*WHAT THE TASK ASKS:* Scan the entries below and extract each line with the word "right" in it.

[A block of data]

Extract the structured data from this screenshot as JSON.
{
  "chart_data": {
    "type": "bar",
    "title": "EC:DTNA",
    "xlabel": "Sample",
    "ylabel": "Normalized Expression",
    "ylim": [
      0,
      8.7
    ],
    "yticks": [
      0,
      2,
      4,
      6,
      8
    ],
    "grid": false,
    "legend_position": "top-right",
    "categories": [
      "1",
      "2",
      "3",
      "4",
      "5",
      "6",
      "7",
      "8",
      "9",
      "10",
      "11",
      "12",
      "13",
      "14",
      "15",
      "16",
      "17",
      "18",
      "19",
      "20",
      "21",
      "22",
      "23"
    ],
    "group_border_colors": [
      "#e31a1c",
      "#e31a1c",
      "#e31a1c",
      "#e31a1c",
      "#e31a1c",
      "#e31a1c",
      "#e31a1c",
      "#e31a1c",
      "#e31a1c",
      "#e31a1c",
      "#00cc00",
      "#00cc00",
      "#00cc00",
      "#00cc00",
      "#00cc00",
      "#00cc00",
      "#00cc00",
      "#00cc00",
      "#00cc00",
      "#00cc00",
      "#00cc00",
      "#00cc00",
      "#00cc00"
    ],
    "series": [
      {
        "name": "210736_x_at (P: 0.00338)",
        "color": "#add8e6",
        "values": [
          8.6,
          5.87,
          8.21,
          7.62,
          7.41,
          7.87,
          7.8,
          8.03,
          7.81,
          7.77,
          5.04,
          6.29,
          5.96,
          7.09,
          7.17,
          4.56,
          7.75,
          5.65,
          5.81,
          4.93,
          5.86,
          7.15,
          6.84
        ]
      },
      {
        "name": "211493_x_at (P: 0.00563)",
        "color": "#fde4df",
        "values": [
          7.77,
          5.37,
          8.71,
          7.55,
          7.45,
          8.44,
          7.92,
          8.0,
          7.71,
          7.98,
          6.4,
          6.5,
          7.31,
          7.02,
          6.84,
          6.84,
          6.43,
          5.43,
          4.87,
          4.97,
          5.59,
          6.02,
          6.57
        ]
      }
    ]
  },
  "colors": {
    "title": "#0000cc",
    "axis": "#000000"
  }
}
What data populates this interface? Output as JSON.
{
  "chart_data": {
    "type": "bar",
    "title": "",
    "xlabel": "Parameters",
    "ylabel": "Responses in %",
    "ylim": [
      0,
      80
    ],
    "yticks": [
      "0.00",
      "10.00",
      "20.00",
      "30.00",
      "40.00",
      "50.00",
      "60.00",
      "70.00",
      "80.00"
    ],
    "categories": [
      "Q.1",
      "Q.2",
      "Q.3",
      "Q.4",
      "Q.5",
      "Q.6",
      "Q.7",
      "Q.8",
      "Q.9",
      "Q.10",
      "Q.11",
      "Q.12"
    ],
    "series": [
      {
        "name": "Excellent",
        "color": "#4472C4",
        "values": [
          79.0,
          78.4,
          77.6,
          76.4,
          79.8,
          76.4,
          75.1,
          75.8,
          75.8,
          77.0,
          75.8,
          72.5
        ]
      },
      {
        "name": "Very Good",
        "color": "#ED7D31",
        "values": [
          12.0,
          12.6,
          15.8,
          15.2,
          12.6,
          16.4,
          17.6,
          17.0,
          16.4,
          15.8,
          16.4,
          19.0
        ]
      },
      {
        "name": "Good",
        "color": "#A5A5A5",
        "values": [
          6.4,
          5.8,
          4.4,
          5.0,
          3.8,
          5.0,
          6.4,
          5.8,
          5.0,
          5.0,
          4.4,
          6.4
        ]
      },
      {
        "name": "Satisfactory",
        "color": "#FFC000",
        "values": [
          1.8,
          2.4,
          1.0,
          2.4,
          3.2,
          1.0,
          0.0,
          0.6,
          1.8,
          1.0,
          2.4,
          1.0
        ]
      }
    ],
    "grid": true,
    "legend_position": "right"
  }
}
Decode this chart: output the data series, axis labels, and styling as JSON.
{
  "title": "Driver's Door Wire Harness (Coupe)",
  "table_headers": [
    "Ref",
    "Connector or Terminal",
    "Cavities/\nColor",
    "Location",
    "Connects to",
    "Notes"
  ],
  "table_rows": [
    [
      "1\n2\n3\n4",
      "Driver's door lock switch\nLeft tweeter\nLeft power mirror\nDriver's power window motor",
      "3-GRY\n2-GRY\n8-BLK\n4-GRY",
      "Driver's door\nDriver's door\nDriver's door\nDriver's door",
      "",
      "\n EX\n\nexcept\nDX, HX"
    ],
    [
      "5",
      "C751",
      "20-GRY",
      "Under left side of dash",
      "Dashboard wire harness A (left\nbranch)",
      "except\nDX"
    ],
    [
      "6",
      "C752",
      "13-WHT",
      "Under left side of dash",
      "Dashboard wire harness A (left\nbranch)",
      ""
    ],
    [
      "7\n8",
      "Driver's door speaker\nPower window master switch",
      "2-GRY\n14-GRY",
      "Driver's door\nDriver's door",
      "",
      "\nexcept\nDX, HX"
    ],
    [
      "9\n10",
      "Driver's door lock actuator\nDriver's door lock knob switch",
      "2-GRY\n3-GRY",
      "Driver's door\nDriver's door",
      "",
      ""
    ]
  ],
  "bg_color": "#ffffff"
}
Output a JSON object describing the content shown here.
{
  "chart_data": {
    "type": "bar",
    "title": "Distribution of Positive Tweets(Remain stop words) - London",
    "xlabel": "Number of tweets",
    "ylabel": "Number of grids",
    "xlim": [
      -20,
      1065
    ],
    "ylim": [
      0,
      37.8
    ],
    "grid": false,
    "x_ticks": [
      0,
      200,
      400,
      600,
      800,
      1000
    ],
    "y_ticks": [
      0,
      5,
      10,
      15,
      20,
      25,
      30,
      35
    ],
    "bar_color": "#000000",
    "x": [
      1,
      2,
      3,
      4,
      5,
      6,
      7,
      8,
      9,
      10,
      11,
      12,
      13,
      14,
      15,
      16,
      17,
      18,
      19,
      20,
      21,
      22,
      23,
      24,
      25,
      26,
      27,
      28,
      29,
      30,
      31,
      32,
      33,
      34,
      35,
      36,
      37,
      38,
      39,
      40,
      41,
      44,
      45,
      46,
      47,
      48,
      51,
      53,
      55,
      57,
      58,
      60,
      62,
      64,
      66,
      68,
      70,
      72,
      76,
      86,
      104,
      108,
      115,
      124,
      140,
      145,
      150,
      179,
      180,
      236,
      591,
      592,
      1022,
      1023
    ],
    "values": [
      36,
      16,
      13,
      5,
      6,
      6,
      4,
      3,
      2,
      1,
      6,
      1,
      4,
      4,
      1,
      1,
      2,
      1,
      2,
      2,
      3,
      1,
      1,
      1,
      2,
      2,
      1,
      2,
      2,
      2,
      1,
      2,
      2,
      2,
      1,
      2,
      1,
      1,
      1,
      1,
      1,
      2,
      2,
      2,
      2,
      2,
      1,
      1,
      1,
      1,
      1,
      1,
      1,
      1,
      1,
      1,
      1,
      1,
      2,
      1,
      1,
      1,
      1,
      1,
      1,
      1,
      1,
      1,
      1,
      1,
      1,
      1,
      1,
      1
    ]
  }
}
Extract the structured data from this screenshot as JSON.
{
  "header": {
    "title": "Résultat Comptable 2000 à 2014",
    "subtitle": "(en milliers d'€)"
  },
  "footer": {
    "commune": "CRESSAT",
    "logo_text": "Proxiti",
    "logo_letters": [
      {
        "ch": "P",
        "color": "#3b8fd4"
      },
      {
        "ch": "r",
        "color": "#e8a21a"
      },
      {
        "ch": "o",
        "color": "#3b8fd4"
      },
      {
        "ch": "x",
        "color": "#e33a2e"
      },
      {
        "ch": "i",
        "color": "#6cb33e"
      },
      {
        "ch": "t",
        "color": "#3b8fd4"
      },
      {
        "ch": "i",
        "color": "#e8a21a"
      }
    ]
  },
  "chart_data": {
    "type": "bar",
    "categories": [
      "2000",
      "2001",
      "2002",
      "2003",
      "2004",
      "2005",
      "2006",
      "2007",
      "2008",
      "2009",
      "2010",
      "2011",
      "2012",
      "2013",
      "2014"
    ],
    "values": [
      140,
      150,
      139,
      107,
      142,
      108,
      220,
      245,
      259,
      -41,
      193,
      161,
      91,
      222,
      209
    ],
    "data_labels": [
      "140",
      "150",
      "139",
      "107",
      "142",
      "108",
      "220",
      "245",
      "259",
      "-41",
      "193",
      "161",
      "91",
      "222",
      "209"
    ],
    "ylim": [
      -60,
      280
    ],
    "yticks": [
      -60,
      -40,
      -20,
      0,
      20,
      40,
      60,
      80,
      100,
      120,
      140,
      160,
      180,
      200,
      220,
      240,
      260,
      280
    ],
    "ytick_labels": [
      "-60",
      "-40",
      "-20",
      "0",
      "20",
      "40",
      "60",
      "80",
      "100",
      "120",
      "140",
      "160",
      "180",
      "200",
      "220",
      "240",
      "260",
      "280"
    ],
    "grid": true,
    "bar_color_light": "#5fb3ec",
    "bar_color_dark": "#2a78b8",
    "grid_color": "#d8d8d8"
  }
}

*CORRECT ANSWER:*
    "legend_position": "top-right",
    "legend_position": "right"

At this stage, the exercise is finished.